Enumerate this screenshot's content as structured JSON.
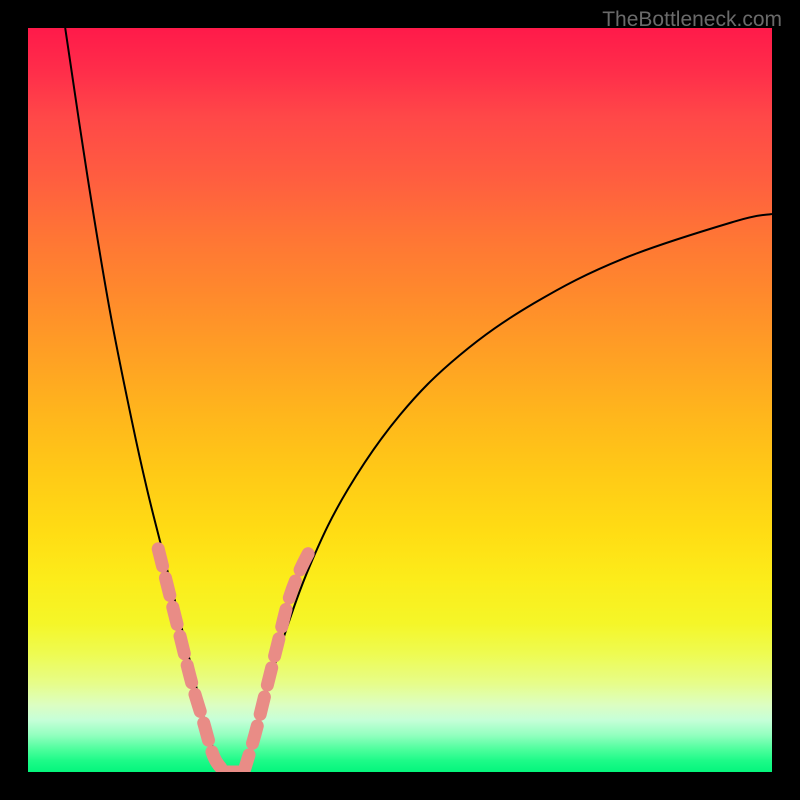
{
  "watermark": "TheBottleneck.com",
  "chart_data": {
    "type": "line",
    "title": "",
    "xlabel": "",
    "ylabel": "",
    "xlim": [
      0,
      100
    ],
    "ylim": [
      0,
      100
    ],
    "note": "Values approximated from pixel positions. Left branch descends steeply from x≈5 at y=100 down to the zero trough; right branch rises from the trough and asymptotes toward y≈75 at the right edge. Both branches touch y=0 around x≈25–29. The 'Poor match' curve segments are two short salmon-colored overlays below y≈30 that straddle the trough. Background gradient runs from red (top) through orange/yellow to green (bottom).",
    "series": [
      {
        "name": "Bottleneck percentage",
        "color": "#000000",
        "left_branch": {
          "x": [
            5,
            8,
            11,
            14,
            16,
            18,
            20,
            22,
            24,
            26
          ],
          "y": [
            100,
            80,
            62,
            47,
            38,
            30,
            22,
            14,
            6,
            0
          ]
        },
        "right_branch": {
          "x": [
            29,
            31,
            34,
            38,
            43,
            50,
            58,
            68,
            80,
            95,
            100
          ],
          "y": [
            0,
            7,
            17,
            28,
            38,
            48,
            56,
            63,
            69,
            74,
            75
          ]
        }
      },
      {
        "name": "Poor match overlay",
        "color": "#e98c86",
        "left_segment": {
          "x": [
            17.5,
            19,
            20.5,
            22,
            23.5,
            25,
            26.5
          ],
          "y": [
            30,
            24,
            18,
            12,
            7,
            2,
            0
          ]
        },
        "right_segment": {
          "x": [
            29,
            30.5,
            32,
            33.5,
            35,
            36.5,
            38
          ],
          "y": [
            0,
            5,
            11,
            17,
            23,
            27,
            30
          ]
        }
      }
    ],
    "background_gradient": {
      "top": "#ff1a4a",
      "mid_high": "#ff8a2c",
      "mid": "#ffdd14",
      "mid_low": "#eefb50",
      "bottom": "#04f57c"
    }
  }
}
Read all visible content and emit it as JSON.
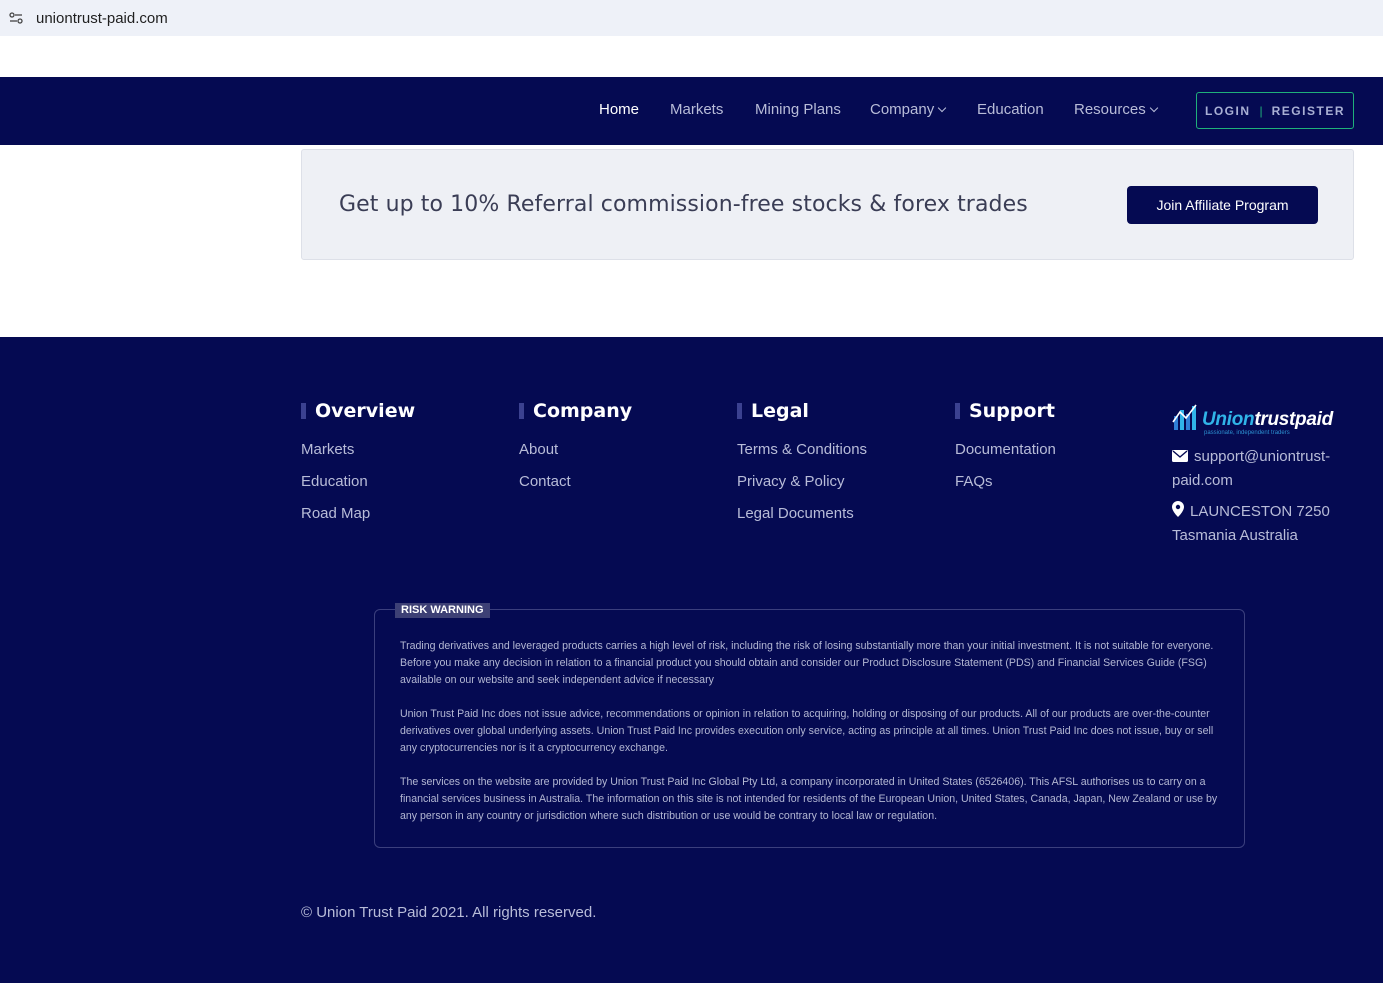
{
  "browser": {
    "url": "uniontrust-paid.com"
  },
  "nav": {
    "items": [
      {
        "label": "Home"
      },
      {
        "label": "Markets"
      },
      {
        "label": "Mining Plans"
      },
      {
        "label": "Company"
      },
      {
        "label": "Education"
      },
      {
        "label": "Resources"
      }
    ],
    "login": "LOGIN",
    "separator": "|",
    "register": "REGISTER"
  },
  "promo": {
    "text": "Get up to 10% Referral commission-free stocks & forex trades",
    "button": "Join Affiliate Program"
  },
  "footer": {
    "columns": [
      {
        "title": "Overview",
        "links": [
          "Markets",
          "Education",
          "Road Map"
        ]
      },
      {
        "title": "Company",
        "links": [
          "About",
          "Contact"
        ]
      },
      {
        "title": "Legal",
        "links": [
          "Terms & Conditions",
          "Privacy & Policy",
          "Legal Documents"
        ]
      },
      {
        "title": "Support",
        "links": [
          "Documentation",
          "FAQs"
        ]
      }
    ],
    "brand": {
      "name_part1": "Union",
      "name_part2": "trustpaid",
      "tagline": "passionate, independent traders"
    },
    "email_line1": "support@uniontrust-",
    "email_line2": "paid.com",
    "address_line1": "LAUNCESTON 7250",
    "address_line2": "Tasmania Australia",
    "risk": {
      "label": "RISK WARNING",
      "p1": "Trading derivatives and leveraged products carries a high level of risk, including the risk of losing substantially more than your initial investment. It is not suitable for everyone. Before you make any decision in relation to a financial product you should obtain and consider our Product Disclosure Statement (PDS) and Financial Services Guide (FSG) available on our website and seek independent advice if necessary",
      "p2": "Union Trust Paid Inc does not issue advice, recommendations or opinion in relation to acquiring, holding or disposing of our products. All of our products are over-the-counter derivatives over global underlying assets. Union Trust Paid Inc provides execution only service, acting as principle at all times. Union Trust Paid Inc does not issue, buy or sell any cryptocurrencies nor is it a cryptocurrency exchange.",
      "p3": "The services on the website are provided by Union Trust Paid Inc Global Pty Ltd, a company incorporated in United States (6526406). This AFSL authorises us to carry on a financial services business in Australia. The information on this site is not intended for residents of the European Union, United States, Canada, Japan, New Zealand or use by any person in any country or jurisdiction where such distribution or use would be contrary to local law or regulation."
    },
    "copyright": "© Union Trust Paid 2021. All rights reserved."
  }
}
● ● ● ●
__THE REQUEST__:
Gather all lines from the records above in which "Poor" appears.

__OUTPUT__:
    "note": "Values approximated from pixel positions. Left branch descends steeply from x≈5 at y=100 down to the zero trough; right branch rises from the trough and asymptotes toward y≈75 at the right edge. Both branches touch y=0 around x≈25–29. The 'Poor match' curve segments are two short salmon-colored overlays below y≈30 that straddle the trough. Background gradient runs from red (top) through orange/yellow to green (bottom).",
        "name": "Poor match overlay",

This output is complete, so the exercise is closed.